Work instructions =
A. Transcribe the metals market report without alteration, everything from "Disruptions could come" down to "as supply dwindled.".
B. For each statement, say yes or no to whether it agrees with the metals market report, and quote the words of the report that decide it: (i) Copper inventories rose on Monday. (ii) Jefferies raised its end-2017 copper price forecast to $2.75 per pound. (iii) Zinc jumped 60 percent in 2016.

Page excerpt =
···

In thin trade, three-month copper on the London Metal Exchange, fell 0.3 percent to $5,575 a tonne by 1138 GMT as the dollar rose 0.2 percent.
A U.S. non-farm payrolls report on Friday showed slower hiring in December but an increase in wages, supporting the case for more U.S. interest rate rises and putting pressure on commodities priced in dollars.
However, copper inventories fell on Monday, offering some support to the metal used in power and construction. Stocks fell to 294,900 tonnes, down 225 tonnes from the previous session and 14.6 percent lower from their December high.
ING's head of commodities strategy Hamza Khan said the strong fundamentals for copper could see prices rise slightly this week, although they would still be range-bound.
"The inventory levels have been falling pretty sharply over the last few sessions. We also saw more encouraging (economic) data from China last week," he said.
Last Thursday, copper prices hit their highest in more than two weeks at $5,698 a tonne.
Broker Jefferies lifted its copper price forecast for the end of 2017 by more than 15 percent to $2.75 per pound, from $2.38 per pound, as it now sees a supply deficit for this year due to less spending by miners.
Disruptions could come as soon as this week with a ban on ore exports from Indonesia set to come into effect, although miner Freeport is in talks with the government to continue exports as it constructs a new smelter.
Hedge funds and money managers reduced their net long positions in copper, U.S. Commodity Futures Trading Commission (CFTC) data showed.
China copper premiums have come under pressure after large inflows into warehouses as traders delivered metal to tidy books at year-end.
Elsewhere, zinc rose 0.7 percent to $2,637.50 per tonne. The metal used to galvanise steel jumped 60 percent in 2016 as supply dwindled.
Barclays said in a note it expects tightness in the zinc market to "remain supportive as concentrate shortages could lead to smelter outages outside China".
In other metals, aluminium was down 0.2 percent at $1,689.50 a tonne, not far off a two-month low hit last week. Lead steadied up 0.1 percent at $2,016, and nickel rose 1.6 percent to $10,175 a tonne.

···

Extracted records =
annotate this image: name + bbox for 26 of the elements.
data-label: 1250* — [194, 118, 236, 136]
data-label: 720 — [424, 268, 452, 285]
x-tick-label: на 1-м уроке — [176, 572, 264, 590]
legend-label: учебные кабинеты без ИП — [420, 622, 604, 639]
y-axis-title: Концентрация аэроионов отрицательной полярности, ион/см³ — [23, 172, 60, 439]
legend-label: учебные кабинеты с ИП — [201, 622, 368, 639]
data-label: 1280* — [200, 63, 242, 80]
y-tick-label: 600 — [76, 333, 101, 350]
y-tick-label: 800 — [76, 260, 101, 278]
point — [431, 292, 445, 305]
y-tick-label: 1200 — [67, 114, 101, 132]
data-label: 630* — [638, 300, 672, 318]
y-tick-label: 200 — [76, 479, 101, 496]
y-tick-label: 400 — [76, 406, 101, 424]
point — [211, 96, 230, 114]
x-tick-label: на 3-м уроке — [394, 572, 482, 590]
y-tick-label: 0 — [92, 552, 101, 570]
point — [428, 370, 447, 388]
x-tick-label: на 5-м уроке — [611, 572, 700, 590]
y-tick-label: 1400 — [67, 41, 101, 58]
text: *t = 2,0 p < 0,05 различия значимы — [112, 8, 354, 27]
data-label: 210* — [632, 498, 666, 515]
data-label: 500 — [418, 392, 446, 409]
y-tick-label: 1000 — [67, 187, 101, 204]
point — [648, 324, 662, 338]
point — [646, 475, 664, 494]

···

Results in order =
A.
Disruptions could come as soon as this week with a ban on ore exports from Indonesia set to come into effect, although miner Freeport is in talks with the government to continue exports as it constructs a new smelter.
Hedge funds and money managers reduced their net long positions in copper, U.S. Commodity Futures Trading Commission (CFTC) data showed.
China copper premiums have come under pressure after large inflows into warehouses as traders delivered metal to tidy books at year-end.
Elsewhere, zinc rose 0.7 percent to $2,637.50 per tonne. The metal used to galvanise steel jumped 60 percent in 2016 as supply dwindled.

B.
(i) No: "copper inventories fell on Monday"
(ii) Yes: "Broker Jefferies lifted its copper price forecast for the end of 2017 by more than 15 percent to $2.75 per pound"
(iii) Yes: "The metal used to galvanise steel jumped 60 percent in 2016"